• **WORK TO DO**
Each line of the material below should be reproduced exactly.

[Records about charts and figures]
------------------------------------------------------------------------
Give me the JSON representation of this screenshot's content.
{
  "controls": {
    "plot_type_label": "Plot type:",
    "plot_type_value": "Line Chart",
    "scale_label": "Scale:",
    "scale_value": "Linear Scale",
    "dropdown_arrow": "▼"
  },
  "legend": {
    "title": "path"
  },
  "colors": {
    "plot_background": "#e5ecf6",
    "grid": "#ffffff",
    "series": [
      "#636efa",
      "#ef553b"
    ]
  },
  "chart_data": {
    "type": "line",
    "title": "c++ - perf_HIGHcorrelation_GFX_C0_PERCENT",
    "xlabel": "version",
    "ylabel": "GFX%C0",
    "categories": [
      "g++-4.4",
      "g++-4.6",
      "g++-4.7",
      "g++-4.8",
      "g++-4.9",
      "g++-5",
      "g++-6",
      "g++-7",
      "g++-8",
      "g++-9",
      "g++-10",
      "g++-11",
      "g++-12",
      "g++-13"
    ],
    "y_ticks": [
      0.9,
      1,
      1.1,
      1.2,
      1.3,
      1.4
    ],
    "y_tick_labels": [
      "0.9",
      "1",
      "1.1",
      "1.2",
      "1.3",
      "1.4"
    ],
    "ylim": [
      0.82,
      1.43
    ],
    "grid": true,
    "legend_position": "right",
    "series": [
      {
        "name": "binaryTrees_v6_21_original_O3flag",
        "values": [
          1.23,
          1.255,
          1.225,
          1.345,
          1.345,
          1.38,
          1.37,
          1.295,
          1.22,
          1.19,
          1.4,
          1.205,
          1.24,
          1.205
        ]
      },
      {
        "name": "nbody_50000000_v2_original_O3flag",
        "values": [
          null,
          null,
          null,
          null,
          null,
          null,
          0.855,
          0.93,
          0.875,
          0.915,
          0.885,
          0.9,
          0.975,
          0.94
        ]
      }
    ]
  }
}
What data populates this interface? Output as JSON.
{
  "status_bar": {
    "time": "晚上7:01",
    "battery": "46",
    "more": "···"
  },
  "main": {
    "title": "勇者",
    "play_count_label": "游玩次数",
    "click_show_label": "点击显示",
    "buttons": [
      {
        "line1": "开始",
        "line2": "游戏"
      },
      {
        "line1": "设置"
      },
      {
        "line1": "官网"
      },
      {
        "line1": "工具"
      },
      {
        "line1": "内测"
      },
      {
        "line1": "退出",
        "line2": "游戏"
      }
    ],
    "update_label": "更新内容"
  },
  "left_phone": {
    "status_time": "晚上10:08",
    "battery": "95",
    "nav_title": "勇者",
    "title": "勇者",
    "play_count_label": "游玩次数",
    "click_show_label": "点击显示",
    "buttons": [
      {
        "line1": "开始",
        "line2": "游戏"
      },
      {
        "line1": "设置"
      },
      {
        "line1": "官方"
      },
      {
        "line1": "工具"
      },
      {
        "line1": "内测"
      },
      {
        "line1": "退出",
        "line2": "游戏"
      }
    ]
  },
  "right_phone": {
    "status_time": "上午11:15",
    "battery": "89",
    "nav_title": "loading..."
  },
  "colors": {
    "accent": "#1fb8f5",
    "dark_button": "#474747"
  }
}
------------------------------------------------------------------------
• **ANSWER TO THE EXERCISE**
Give me the JSON representation of this screenshot's content.
{
  "controls": {
    "plot_type_label": "Plot type:",
    "plot_type_value": "Line Chart",
    "scale_label": "Scale:",
    "scale_value": "Linear Scale",
    "dropdown_arrow": "▼"
  },
  "legend": {
    "title": "path"
  },
  "colors": {
    "plot_background": "#e5ecf6",
    "grid": "#ffffff",
    "series": [
      "#636efa",
      "#ef553b"
    ]
  },
  "chart_data": {
    "type": "line",
    "title": "c++ - perf_HIGHcorrelation_GFX_C0_PERCENT",
    "xlabel": "version",
    "ylabel": "GFX%C0",
    "categories": [
      "g++-4.4",
      "g++-4.6",
      "g++-4.7",
      "g++-4.8",
      "g++-4.9",
      "g++-5",
      "g++-6",
      "g++-7",
      "g++-8",
      "g++-9",
      "g++-10",
      "g++-11",
      "g++-12",
      "g++-13"
    ],
    "y_ticks": [
      0.9,
      1,
      1.1,
      1.2,
      1.3,
      1.4
    ],
    "y_tick_labels": [
      "0.9",
      "1",
      "1.1",
      "1.2",
      "1.3",
      "1.4"
    ],
    "ylim": [
      0.82,
      1.43
    ],
    "grid": true,
    "legend_position": "right",
    "series": [
      {
        "name": "binaryTrees_v6_21_original_O3flag",
        "values": [
          1.23,
          1.255,
          1.225,
          1.345,
          1.345,
          1.38,
          1.37,
          1.295,
          1.22,
          1.19,
          1.4,
          1.205,
          1.24,
          1.205
        ]
      },
      {
        "name": "nbody_50000000_v2_original_O3flag",
        "values": [
          null,
          null,
          null,
          null,
          null,
          null,
          0.855,
          0.93,
          0.875,
          0.915,
          0.885,
          0.9,
          0.975,
          0.94
        ]
      }
    ]
  }
}
What data populates this interface? Output as JSON.
{
  "status_bar": {
    "time": "晚上7:01",
    "battery": "46",
    "more": "···"
  },
  "main": {
    "title": "勇者",
    "play_count_label": "游玩次数",
    "click_show_label": "点击显示",
    "buttons": [
      {
        "line1": "开始",
        "line2": "游戏"
      },
      {
        "line1": "设置"
      },
      {
        "line1": "官网"
      },
      {
        "line1": "工具"
      },
      {
        "line1": "内测"
      },
      {
        "line1": "退出",
        "line2": "游戏"
      }
    ],
    "update_label": "更新内容"
  },
  "left_phone": {
    "status_time": "晚上10:08",
    "battery": "95",
    "nav_title": "勇者",
    "title": "勇者",
    "play_count_label": "游玩次数",
    "click_show_label": "点击显示",
    "buttons": [
      {
        "line1": "开始",
        "line2": "游戏"
      },
      {
        "line1": "设置"
      },
      {
        "line1": "官方"
      },
      {
        "line1": "工具"
      },
      {
        "line1": "内测"
      },
      {
        "line1": "退出",
        "line2": "游戏"
      }
    ]
  },
  "right_phone": {
    "status_time": "上午11:15",
    "battery": "89",
    "nav_title": "loading..."
  },
  "colors": {
    "accent": "#1fb8f5",
    "dark_button": "#474747"
  }
}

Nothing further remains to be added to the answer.